** Do this **
Extract all of the entries and set them down verbatim.

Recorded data

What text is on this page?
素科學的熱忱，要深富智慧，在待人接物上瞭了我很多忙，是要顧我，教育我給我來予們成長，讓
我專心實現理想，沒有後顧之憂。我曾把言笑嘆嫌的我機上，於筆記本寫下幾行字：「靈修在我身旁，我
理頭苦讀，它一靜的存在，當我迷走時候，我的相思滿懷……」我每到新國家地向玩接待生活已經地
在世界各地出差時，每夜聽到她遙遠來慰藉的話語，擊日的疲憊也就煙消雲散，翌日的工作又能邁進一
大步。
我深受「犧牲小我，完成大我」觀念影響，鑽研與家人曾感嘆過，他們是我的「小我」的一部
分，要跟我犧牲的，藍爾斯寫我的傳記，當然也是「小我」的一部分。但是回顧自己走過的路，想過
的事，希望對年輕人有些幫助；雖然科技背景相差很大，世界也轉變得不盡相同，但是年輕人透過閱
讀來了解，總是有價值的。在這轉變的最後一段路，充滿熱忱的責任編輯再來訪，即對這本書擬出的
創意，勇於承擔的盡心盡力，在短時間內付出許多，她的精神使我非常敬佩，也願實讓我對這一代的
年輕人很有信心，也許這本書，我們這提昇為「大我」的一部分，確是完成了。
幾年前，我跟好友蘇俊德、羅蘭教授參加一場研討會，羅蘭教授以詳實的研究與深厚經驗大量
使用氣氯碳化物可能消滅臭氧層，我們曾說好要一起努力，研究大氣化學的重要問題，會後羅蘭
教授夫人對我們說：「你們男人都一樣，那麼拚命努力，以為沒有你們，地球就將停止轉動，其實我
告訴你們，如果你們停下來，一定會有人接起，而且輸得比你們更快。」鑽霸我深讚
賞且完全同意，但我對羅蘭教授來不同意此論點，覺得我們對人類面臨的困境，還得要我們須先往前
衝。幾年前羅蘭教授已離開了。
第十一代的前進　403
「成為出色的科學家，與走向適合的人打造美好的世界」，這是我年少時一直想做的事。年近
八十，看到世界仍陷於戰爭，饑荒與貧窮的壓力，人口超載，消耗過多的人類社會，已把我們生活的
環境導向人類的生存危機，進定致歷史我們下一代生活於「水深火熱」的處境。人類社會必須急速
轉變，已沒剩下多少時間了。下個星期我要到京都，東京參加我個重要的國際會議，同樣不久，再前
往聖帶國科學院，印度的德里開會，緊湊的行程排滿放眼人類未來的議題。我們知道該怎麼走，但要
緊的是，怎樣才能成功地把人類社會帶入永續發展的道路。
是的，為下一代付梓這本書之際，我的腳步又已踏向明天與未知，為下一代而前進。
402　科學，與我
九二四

** Finished task **
What text is on this page?
素科學的熱忱，要深富智慧，在待人接物上瞭了我很多忙，是要顧我，教育我給我來予們成長，讓
我專心實現理想，沒有後顧之憂。我曾把言笑嘆嫌的我機上，於筆記本寫下幾行字：「靈修在我身旁，我
理頭苦讀，它一靜的存在，當我迷走時候，我的相思滿懷……」我每到新國家地向玩接待生活已經地
在世界各地出差時，每夜聽到她遙遠來慰藉的話語，擊日的疲憊也就煙消雲散，翌日的工作又能邁進一
大步。
我深受「犧牲小我，完成大我」觀念影響，鑽研與家人曾感嘆過，他們是我的「小我」的一部
分，要跟我犧牲的，藍爾斯寫我的傳記，當然也是「小我」的一部分。但是回顧自己走過的路，想過
的事，希望對年輕人有些幫助；雖然科技背景相差很大，世界也轉變得不盡相同，但是年輕人透過閱
讀來了解，總是有價值的。在這轉變的最後一段路，充滿熱忱的責任編輯再來訪，即對這本書擬出的
創意，勇於承擔的盡心盡力，在短時間內付出許多，她的精神使我非常敬佩，也願實讓我對這一代的
年輕人很有信心，也許這本書，我們這提昇為「大我」的一部分，確是完成了。
幾年前，我跟好友蘇俊德、羅蘭教授參加一場研討會，羅蘭教授以詳實的研究與深厚經驗大量
使用氣氯碳化物可能消滅臭氧層，我們曾說好要一起努力，研究大氣化學的重要問題，會後羅蘭
教授夫人對我們說：「你們男人都一樣，那麼拚命努力，以為沒有你們，地球就將停止轉動，其實我
告訴你們，如果你們停下來，一定會有人接起，而且輸得比你們更快。」鑽霸我深讚
賞且完全同意，但我對羅蘭教授來不同意此論點，覺得我們對人類面臨的困境，還得要我們須先往前
衝。幾年前羅蘭教授已離開了。
第十一代的前進　403
「成為出色的科學家，與走向適合的人打造美好的世界」，這是我年少時一直想做的事。年近
八十，看到世界仍陷於戰爭，饑荒與貧窮的壓力，人口超載，消耗過多的人類社會，已把我們生活的
環境導向人類的生存危機，進定致歷史我們下一代生活於「水深火熱」的處境。人類社會必須急速
轉變，已沒剩下多少時間了。下個星期我要到京都，東京參加我個重要的國際會議，同樣不久，再前
往聖帶國科學院，印度的德里開會，緊湊的行程排滿放眼人類未來的議題。我們知道該怎麼走，但要
緊的是，怎樣才能成功地把人類社會帶入永續發展的道路。
是的，為下一代付梓這本書之際，我的腳步又已踏向明天與未知，為下一代而前進。
402　科學，與我
九二四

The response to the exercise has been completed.